The problem: Select the lines below containing the word "的取值范围".
*** Exercise input ***
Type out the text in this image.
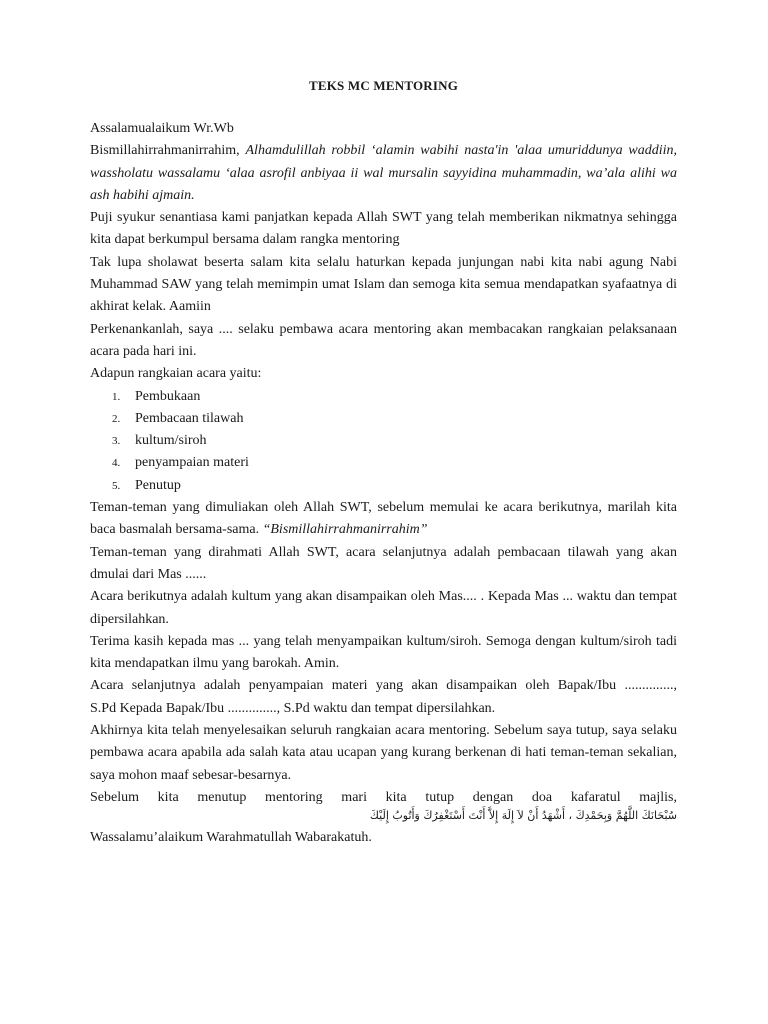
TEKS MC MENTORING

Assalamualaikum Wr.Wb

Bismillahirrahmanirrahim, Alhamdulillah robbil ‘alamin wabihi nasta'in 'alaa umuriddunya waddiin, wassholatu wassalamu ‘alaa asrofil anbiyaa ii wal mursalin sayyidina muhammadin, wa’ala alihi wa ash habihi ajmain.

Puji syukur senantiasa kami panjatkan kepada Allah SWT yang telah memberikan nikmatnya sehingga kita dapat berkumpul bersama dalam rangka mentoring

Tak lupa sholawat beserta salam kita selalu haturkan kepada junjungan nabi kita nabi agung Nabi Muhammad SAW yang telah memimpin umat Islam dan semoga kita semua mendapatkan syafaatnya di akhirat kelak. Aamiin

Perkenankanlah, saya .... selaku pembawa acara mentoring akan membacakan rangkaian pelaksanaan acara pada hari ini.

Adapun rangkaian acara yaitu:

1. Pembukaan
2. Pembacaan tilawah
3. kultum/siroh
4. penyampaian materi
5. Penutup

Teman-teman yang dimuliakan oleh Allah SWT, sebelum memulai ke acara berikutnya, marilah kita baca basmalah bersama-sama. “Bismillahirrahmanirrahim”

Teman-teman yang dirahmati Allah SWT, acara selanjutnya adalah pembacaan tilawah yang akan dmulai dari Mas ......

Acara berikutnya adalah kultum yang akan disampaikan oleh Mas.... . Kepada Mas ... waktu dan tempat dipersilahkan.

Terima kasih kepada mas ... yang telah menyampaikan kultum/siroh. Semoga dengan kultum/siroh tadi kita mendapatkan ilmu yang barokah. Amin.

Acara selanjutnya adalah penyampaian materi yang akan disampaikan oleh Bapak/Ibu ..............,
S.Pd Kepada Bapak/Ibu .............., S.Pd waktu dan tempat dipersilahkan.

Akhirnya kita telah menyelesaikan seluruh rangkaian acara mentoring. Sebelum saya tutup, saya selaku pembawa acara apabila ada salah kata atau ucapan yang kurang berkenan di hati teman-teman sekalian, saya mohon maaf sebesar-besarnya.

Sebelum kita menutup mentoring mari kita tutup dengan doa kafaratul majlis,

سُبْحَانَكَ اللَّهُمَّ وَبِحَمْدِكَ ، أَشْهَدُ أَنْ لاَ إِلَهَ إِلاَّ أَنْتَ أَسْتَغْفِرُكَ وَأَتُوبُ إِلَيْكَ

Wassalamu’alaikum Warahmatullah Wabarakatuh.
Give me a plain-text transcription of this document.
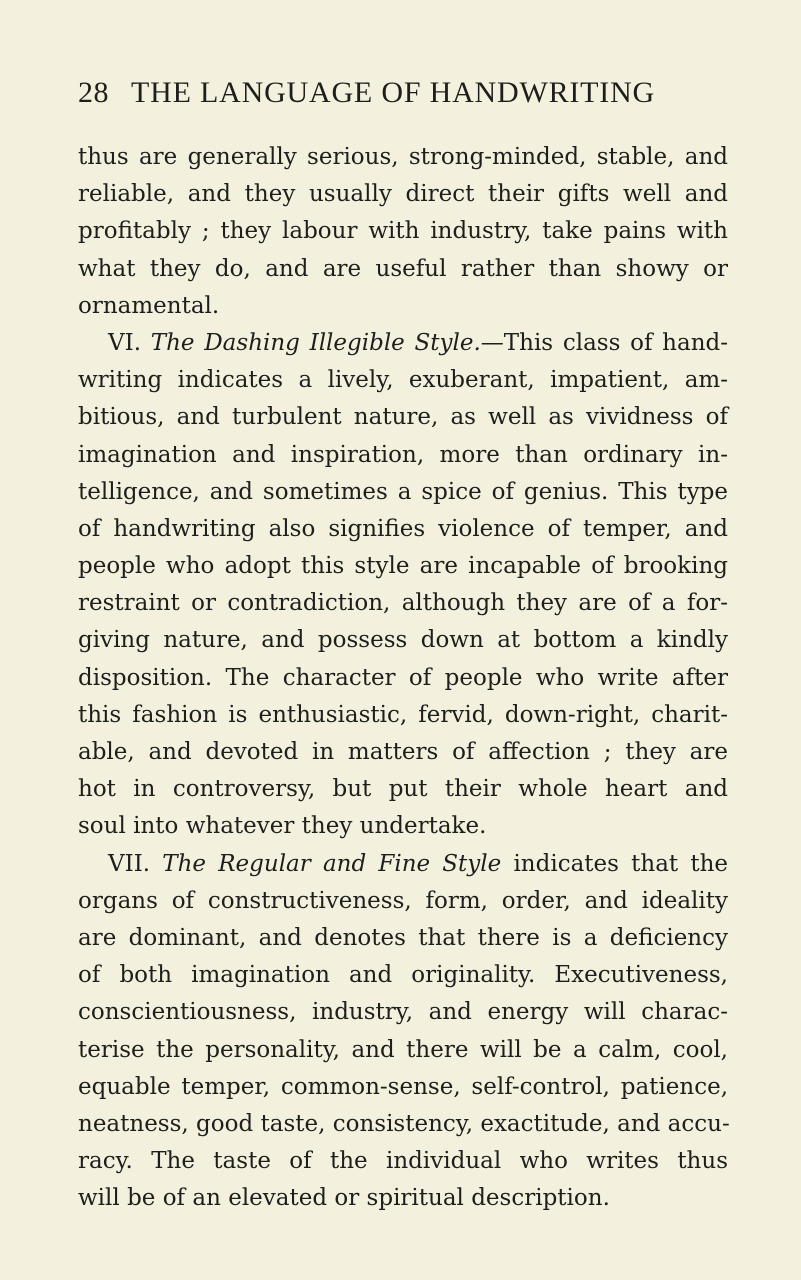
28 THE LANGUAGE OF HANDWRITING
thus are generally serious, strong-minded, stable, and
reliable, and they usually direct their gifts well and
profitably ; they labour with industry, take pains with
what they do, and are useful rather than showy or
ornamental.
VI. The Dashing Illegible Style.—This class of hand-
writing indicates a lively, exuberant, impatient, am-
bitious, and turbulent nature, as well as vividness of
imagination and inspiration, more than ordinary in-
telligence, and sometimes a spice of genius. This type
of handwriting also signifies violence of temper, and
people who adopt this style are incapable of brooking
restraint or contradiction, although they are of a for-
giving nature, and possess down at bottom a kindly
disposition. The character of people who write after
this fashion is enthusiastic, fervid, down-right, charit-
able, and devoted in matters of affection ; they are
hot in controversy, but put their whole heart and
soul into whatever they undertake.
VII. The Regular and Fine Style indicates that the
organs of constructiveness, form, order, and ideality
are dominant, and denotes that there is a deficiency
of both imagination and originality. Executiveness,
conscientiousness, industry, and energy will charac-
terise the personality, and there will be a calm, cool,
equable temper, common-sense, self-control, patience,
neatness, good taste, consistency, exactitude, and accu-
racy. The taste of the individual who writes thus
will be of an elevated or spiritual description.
***
*** Exercise input ***
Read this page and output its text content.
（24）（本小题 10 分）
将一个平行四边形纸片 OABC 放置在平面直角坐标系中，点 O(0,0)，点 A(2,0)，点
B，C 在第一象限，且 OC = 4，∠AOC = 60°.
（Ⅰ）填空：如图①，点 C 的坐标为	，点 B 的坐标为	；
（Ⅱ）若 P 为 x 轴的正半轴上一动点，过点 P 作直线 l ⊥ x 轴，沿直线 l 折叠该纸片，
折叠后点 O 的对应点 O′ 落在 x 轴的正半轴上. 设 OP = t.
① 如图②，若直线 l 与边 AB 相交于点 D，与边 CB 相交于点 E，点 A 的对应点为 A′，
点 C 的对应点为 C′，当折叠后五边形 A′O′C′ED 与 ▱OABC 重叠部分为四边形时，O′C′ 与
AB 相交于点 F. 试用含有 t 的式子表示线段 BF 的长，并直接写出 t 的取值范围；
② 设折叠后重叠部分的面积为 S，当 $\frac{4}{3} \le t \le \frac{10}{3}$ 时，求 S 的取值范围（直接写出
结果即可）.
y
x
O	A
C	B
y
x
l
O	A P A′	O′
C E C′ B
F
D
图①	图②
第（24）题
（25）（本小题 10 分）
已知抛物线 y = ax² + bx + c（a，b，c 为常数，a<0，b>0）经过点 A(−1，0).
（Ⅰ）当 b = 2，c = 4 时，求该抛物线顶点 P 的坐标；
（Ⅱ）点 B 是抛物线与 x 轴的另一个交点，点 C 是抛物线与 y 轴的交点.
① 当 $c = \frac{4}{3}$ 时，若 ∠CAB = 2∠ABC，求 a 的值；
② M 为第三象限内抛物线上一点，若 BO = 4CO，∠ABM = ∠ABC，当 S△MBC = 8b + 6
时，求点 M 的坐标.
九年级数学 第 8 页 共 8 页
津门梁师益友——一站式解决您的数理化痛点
***
Full response:
AB 相交于点 F. 试用含有 t 的式子表示线段 BF 的长，并直接写出 t 的取值范围；
② 设折叠后重叠部分的面积为 S，当 $\frac{4}{3} \le t \le \frac{10}{3}$ 时，求 S 的取值范围（直接写出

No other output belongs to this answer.